:: Task statement ::
Gather the lines that hold the string "goldbraun".

--- start Provided data ---

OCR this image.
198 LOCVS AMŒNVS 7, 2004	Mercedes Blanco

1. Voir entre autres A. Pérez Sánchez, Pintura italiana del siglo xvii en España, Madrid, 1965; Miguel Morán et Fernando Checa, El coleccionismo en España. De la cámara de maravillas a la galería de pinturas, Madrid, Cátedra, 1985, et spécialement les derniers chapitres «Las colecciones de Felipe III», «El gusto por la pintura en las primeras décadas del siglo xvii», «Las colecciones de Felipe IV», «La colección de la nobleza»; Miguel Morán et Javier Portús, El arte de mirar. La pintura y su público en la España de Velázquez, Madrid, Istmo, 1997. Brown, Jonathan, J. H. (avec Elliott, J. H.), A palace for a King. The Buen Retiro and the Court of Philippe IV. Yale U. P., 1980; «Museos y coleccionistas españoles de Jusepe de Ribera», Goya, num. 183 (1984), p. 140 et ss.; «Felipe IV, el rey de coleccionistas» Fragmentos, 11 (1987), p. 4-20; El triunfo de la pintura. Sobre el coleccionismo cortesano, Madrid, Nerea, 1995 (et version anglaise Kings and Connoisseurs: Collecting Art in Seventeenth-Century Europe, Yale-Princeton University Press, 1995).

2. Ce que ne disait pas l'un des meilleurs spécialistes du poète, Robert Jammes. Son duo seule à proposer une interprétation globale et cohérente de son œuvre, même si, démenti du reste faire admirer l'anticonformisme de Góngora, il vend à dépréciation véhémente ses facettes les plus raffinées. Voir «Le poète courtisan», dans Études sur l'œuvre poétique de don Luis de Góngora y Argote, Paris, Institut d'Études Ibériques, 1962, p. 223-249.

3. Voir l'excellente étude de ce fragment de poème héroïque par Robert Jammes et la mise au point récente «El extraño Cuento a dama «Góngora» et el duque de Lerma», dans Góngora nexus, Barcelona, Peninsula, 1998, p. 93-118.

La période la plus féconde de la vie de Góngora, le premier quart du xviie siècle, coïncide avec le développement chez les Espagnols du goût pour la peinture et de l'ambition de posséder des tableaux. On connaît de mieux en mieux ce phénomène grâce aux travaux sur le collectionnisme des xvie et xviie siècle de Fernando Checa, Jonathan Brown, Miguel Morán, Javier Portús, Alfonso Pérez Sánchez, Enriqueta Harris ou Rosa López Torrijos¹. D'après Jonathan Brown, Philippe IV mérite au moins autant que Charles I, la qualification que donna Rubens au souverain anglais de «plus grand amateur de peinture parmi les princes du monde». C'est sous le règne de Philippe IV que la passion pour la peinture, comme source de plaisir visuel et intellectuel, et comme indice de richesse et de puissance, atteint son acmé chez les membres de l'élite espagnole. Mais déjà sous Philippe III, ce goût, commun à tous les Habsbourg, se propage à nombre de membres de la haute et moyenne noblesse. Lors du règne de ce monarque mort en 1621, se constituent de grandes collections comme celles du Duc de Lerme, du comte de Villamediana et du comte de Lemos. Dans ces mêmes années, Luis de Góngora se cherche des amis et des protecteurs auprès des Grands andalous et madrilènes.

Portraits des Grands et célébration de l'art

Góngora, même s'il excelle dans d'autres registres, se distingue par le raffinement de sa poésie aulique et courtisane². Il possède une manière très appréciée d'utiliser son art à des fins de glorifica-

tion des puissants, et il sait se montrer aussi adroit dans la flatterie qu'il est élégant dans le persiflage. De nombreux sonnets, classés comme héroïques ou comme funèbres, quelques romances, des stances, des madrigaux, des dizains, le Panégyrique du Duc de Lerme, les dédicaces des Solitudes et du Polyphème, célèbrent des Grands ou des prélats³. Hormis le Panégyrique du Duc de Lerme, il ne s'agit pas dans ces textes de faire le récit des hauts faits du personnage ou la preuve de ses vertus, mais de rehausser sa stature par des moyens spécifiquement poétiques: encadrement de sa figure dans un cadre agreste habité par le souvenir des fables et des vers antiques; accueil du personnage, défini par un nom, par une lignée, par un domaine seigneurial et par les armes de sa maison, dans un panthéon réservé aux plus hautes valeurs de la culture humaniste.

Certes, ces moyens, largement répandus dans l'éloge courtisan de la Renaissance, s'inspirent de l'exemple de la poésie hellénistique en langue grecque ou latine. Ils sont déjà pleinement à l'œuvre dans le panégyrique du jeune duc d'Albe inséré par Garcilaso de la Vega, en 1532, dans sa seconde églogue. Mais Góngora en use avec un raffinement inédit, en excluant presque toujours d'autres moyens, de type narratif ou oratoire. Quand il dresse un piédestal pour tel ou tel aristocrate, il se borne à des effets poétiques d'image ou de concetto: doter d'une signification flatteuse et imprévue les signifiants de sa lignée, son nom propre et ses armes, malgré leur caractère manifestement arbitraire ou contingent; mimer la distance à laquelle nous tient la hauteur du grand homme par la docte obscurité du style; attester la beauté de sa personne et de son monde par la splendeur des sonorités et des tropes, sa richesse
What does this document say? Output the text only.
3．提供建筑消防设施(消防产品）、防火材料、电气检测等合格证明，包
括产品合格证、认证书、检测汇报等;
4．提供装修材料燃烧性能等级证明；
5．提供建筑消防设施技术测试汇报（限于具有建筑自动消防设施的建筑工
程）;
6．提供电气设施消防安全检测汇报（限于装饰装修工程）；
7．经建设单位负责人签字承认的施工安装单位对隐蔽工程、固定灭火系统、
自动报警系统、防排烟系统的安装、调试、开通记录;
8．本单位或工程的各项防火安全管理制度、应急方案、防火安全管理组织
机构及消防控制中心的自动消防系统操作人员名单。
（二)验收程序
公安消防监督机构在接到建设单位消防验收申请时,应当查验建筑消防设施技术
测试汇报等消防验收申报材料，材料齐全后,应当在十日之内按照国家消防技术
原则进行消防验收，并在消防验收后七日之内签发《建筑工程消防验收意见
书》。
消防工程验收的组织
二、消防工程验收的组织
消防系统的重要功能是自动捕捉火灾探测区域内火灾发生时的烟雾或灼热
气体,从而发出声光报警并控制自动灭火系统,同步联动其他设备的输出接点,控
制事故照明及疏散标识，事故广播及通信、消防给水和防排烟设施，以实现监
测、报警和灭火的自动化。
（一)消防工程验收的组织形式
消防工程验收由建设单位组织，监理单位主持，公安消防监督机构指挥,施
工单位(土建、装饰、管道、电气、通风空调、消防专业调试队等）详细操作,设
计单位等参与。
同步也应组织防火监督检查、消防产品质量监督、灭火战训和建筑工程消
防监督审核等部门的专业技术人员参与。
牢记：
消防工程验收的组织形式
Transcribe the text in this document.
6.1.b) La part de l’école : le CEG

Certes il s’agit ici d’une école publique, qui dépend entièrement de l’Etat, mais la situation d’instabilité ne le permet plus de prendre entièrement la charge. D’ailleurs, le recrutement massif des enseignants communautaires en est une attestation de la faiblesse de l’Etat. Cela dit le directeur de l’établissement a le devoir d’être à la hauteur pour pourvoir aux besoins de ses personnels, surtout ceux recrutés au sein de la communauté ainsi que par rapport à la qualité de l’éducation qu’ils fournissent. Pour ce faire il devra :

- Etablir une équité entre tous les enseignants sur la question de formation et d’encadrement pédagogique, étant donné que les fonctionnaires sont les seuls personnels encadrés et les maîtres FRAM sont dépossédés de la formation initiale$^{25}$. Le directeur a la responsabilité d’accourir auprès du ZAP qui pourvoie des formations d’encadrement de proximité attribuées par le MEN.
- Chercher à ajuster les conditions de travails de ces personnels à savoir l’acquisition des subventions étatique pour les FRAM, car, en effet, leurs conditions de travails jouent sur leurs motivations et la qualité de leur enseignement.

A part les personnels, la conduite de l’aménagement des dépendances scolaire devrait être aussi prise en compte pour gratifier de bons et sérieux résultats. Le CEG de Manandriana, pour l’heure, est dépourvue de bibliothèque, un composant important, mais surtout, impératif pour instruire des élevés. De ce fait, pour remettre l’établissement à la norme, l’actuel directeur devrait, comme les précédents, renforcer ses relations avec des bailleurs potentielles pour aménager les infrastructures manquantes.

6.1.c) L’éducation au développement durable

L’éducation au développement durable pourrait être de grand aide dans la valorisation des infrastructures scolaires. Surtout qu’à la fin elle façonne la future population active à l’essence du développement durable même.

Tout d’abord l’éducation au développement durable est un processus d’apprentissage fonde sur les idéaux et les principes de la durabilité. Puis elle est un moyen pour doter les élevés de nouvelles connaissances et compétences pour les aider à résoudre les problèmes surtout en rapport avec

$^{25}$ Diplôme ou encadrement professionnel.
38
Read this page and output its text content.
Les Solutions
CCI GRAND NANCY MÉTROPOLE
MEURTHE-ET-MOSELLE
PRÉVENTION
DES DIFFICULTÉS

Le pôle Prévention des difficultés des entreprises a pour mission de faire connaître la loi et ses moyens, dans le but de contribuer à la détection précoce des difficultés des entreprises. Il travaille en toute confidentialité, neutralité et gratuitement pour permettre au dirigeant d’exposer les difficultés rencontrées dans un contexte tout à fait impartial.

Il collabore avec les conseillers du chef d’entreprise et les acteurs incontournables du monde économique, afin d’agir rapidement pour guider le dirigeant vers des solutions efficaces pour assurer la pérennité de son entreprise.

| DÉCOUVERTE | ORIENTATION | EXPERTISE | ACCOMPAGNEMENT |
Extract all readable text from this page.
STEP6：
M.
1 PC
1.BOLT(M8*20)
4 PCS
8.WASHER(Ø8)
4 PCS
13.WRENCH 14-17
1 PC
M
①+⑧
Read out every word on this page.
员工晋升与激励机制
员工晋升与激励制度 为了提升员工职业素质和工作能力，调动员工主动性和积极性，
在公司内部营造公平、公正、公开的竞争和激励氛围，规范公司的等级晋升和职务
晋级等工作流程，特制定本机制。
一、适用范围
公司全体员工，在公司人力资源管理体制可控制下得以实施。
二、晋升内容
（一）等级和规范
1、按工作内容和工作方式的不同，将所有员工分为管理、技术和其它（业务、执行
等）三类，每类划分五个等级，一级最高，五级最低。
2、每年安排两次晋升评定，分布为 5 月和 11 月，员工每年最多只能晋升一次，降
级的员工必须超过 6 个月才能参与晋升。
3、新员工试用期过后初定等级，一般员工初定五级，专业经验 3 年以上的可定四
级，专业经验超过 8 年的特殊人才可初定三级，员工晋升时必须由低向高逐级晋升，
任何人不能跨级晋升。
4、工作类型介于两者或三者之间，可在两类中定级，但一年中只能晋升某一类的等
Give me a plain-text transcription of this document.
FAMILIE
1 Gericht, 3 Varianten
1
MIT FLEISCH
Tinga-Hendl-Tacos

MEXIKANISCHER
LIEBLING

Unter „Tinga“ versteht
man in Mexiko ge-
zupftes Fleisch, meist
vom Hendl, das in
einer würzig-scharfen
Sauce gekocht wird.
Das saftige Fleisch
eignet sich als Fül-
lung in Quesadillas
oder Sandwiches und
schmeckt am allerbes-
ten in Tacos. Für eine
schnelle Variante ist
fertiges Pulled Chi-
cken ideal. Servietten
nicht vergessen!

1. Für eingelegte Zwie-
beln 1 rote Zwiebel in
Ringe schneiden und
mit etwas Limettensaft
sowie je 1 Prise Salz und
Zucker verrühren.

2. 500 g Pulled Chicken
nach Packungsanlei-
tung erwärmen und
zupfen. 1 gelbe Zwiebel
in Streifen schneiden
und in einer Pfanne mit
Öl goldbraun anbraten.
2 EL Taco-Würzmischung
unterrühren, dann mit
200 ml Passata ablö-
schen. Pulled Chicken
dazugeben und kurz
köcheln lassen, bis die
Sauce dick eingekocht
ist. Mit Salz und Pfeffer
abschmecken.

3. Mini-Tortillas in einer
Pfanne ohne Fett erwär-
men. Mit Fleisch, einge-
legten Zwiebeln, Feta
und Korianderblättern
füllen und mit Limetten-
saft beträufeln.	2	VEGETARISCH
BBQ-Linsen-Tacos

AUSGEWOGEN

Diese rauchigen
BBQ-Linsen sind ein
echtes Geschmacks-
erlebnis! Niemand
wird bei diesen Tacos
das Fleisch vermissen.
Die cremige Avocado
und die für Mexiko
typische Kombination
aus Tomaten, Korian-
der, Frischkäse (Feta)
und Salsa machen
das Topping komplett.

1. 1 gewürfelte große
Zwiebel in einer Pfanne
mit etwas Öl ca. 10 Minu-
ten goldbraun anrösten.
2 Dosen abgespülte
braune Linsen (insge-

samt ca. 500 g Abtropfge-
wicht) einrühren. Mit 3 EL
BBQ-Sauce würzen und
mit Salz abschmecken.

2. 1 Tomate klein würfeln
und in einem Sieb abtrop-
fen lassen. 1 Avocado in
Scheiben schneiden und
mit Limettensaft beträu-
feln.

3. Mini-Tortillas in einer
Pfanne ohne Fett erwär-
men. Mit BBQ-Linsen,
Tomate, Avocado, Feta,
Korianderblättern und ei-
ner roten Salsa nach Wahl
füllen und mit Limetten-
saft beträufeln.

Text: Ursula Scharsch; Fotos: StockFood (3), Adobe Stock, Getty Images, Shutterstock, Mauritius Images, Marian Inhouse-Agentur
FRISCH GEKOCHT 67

--- end Provided data ---

:: Result of the task ::
Öl goldbraun anbraten.
ten goldbraun anrösten.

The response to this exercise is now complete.